What is needed - Return each line of the listing below, unchanged, and omit the images.

[Records]
## Begin

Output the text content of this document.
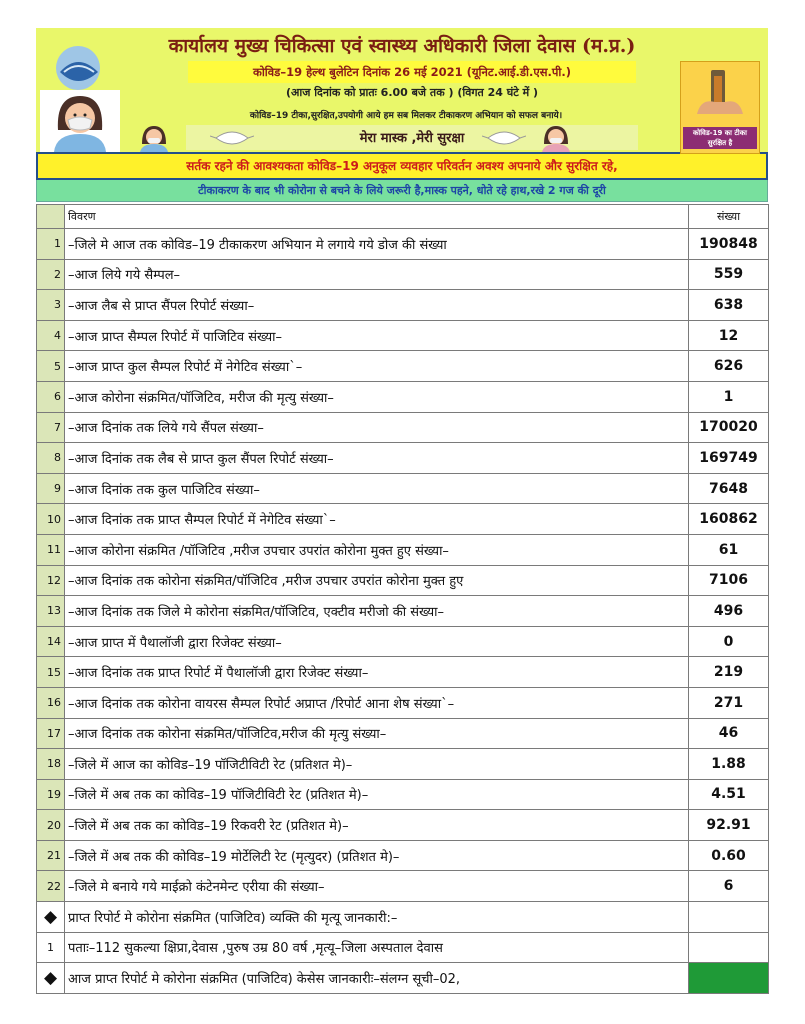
कार्यालय मुख्य चिकित्सा एवं स्वास्थ्य अधिकारी जिला देवास (म.प्र.)
कोविड–19 हेल्थ बुलेटिन दिनांक 26 मई 2021 (यूनिट.आई.डी.एस.पी.)
(आज दिनांक को प्रातः 6.00 बजे तक ) (विगत 24 घंटे में )
कोविड–19 टीका,सुरक्षित,उपयोगी आये हम सब मिलकर टीकाकरण अभियान को सफल बनाये।
मेरा मास्क ,मेरी सुरक्षा	कोविड-19 का टीका सुरक्षित है
सर्तक रहने की आवश्यकता कोविड–19 अनुकूल व्यवहार परिवर्तन अवश्य अपनाये और सुरक्षित रहे,
टीकाकरण के बाद भी कोरोना से बचने के लिये जरूरी है,मास्क पहने, धोते रहे हाथ,रखे 2 गज की दूरी
	विवरण	संख्या
1	–जिले मे आज तक कोविड–19 टीकाकरण अभियान मे लगाये गये डोज की संख्या	190848
2	–आज लिये गये सैम्पल–	559
3	–आज लैब से प्राप्त सैंपल रिपोर्ट संख्या–	638
4	–आज प्राप्त सैम्पल रिपोर्ट में पाजिटिव संख्या–	12
5	–आज प्राप्त कुल सैम्पल रिपोर्ट में नेगेटिव संख्या`–	626
6	–आज कोरोना संक्रमित/पॉजिटिव, मरीज की मृत्यु संख्या–	1
7	–आज दिनांक तक लिये गये सैंपल संख्या–	170020
8	–आज दिनांक तक लैब से प्राप्त कुल सैंपल रिपोर्ट संख्या–	169749
9	–आज दिनांक तक कुल पाजिटिव संख्या–	7648
10	–आज दिनांक तक प्राप्त सैम्पल रिपोर्ट में नेगेटिव संख्या`–	160862
11	–आज कोरोना संक्रमित /पॉजिटिव ,मरीज उपचार उपरांत कोरोना मुक्त हुए संख्या–	61
12	–आज दिनांक तक कोरोना संक्रमित/पॉजिटिव ,मरीज उपचार उपरांत कोरोना मुक्त हुए	7106
13	–आज दिनांक तक जिले मे कोरोना संक्रमित/पॉजिटिव, एक्टीव मरीजो की संख्या–	496
14	–आज प्राप्त में पैथालॉजी द्वारा रिजेक्ट संख्या–	0
15	–आज दिनांक तक प्राप्त रिपोर्ट में पैथालॉजी द्वारा रिजेक्ट संख्या–	219
16	–आज दिनांक तक कोरोना वायरस सैम्पल रिपोर्ट अप्राप्त /रिपोर्ट आना शेष संख्या`–	271
17	–आज दिनांक तक कोरोना संक्रमित/पॉजिटिव,मरीज की मृत्यु संख्या–	46
18	–जिले में आज का कोविड–19 पॉजिटीविटी रेट (प्रतिशत मे)–	1.88
19	–जिले में अब तक का कोविड–19 पॉजिटीविटी रेट (प्रतिशत मे)–	4.51
20	–जिले में अब तक का कोविड–19 रिकवरी रेट (प्रतिशत मे)–	92.91
21	–जिले में अब तक की कोविड–19 मोर्टेलिटी रेट (मृत्युदर) (प्रतिशत मे)–	0.60
22	–जिले मे बनाये गये माईक्रो कंटेनमेन्ट एरीया की संख्या–	6
◆	प्राप्त रिपोर्ट मे कोरोना संक्रमित (पाजिटिव) व्यक्ति की मृत्यू जानकारी:–	
1	पताः–112 सुकल्या क्षिप्रा,देवास ,पुरुष उम्र 80 वर्ष ,मृत्यू–जिला अस्पताल देवास	
◆	आज प्राप्त रिपोर्ट मे कोरोना संक्रमित (पाजिटिव) केसेस जानकारीः–संलग्न सूची–02,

## End

Written response -
Output the text content of this document.
कार्यालय मुख्य चिकित्सा एवं स्वास्थ्य अधिकारी जिला देवास (म.प्र.)
कोविड–19 हेल्थ बुलेटिन दिनांक 26 मई 2021 (यूनिट.आई.डी.एस.पी.)
(आज दिनांक को प्रातः 6.00 बजे तक ) (विगत 24 घंटे में )
कोविड–19 टीका,सुरक्षित,उपयोगी आये हम सब मिलकर टीकाकरण अभियान को सफल बनाये।
मेरा मास्क ,मेरी सुरक्षा	कोविड-19 का टीका सुरक्षित है
सर्तक रहने की आवश्यकता कोविड–19 अनुकूल व्यवहार परिवर्तन अवश्य अपनाये और सुरक्षित रहे,
टीकाकरण के बाद भी कोरोना से बचने के लिये जरूरी है,मास्क पहने, धोते रहे हाथ,रखे 2 गज की दूरी
	विवरण	संख्या
1	–जिले मे आज तक कोविड–19 टीकाकरण अभियान मे लगाये गये डोज की संख्या	190848
2	–आज लिये गये सैम्पल–	559
3	–आज लैब से प्राप्त सैंपल रिपोर्ट संख्या–	638
4	–आज प्राप्त सैम्पल रिपोर्ट में पाजिटिव संख्या–	12
5	–आज प्राप्त कुल सैम्पल रिपोर्ट में नेगेटिव संख्या`–	626
6	–आज कोरोना संक्रमित/पॉजिटिव, मरीज की मृत्यु संख्या–	1
7	–आज दिनांक तक लिये गये सैंपल संख्या–	170020
8	–आज दिनांक तक लैब से प्राप्त कुल सैंपल रिपोर्ट संख्या–	169749
9	–आज दिनांक तक कुल पाजिटिव संख्या–	7648
10	–आज दिनांक तक प्राप्त सैम्पल रिपोर्ट में नेगेटिव संख्या`–	160862
11	–आज कोरोना संक्रमित /पॉजिटिव ,मरीज उपचार उपरांत कोरोना मुक्त हुए संख्या–	61
12	–आज दिनांक तक कोरोना संक्रमित/पॉजिटिव ,मरीज उपचार उपरांत कोरोना मुक्त हुए	7106
13	–आज दिनांक तक जिले मे कोरोना संक्रमित/पॉजिटिव, एक्टीव मरीजो की संख्या–	496
14	–आज प्राप्त में पैथालॉजी द्वारा रिजेक्ट संख्या–	0
15	–आज दिनांक तक प्राप्त रिपोर्ट में पैथालॉजी द्वारा रिजेक्ट संख्या–	219
16	–आज दिनांक तक कोरोना वायरस सैम्पल रिपोर्ट अप्राप्त /रिपोर्ट आना शेष संख्या`–	271
17	–आज दिनांक तक कोरोना संक्रमित/पॉजिटिव,मरीज की मृत्यु संख्या–	46
18	–जिले में आज का कोविड–19 पॉजिटीविटी रेट (प्रतिशत मे)–	1.88
19	–जिले में अब तक का कोविड–19 पॉजिटीविटी रेट (प्रतिशत मे)–	4.51
20	–जिले में अब तक का कोविड–19 रिकवरी रेट (प्रतिशत मे)–	92.91
21	–जिले में अब तक की कोविड–19 मोर्टेलिटी रेट (मृत्युदर) (प्रतिशत मे)–	0.60
22	–जिले मे बनाये गये माईक्रो कंटेनमेन्ट एरीया की संख्या–	6
◆	प्राप्त रिपोर्ट मे कोरोना संक्रमित (पाजिटिव) व्यक्ति की मृत्यू जानकारी:–	
1	पताः–112 सुकल्या क्षिप्रा,देवास ,पुरुष उम्र 80 वर्ष ,मृत्यू–जिला अस्पताल देवास	
◆	आज प्राप्त रिपोर्ट मे कोरोना संक्रमित (पाजिटिव) केसेस जानकारीः–संलग्न सूची–02,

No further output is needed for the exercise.